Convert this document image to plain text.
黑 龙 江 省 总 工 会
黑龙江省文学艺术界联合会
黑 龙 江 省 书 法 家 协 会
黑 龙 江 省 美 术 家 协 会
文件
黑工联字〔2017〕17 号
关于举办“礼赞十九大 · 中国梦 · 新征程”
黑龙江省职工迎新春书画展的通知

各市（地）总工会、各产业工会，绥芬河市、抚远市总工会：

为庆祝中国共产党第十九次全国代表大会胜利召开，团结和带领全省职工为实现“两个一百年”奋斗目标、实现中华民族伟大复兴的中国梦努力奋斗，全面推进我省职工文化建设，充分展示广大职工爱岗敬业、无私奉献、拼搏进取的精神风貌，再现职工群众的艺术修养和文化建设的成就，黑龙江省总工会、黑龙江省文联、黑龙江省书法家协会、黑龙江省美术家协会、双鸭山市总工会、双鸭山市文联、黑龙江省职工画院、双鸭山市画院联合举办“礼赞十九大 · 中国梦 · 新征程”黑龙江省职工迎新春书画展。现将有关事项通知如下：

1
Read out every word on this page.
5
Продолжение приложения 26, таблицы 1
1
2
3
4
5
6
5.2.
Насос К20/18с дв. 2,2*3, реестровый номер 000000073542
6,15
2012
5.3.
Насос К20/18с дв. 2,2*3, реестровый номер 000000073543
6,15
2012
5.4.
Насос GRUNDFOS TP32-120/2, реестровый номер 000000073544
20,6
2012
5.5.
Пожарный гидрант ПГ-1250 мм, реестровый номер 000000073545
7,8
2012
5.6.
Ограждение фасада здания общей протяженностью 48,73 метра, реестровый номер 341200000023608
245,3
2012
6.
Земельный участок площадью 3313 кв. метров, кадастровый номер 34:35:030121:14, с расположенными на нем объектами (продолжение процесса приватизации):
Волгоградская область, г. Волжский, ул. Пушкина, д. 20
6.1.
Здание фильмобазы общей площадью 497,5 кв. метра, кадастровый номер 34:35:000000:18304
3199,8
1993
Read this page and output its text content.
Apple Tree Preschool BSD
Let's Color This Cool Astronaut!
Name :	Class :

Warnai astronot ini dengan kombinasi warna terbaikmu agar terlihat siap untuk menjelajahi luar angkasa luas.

▶ [Description of the task]:
Check each line above for the string "page", then copy the ones that have it.

▶ [Answer to the exercise]:
Read out every word on this page.
Read this page and output its text content.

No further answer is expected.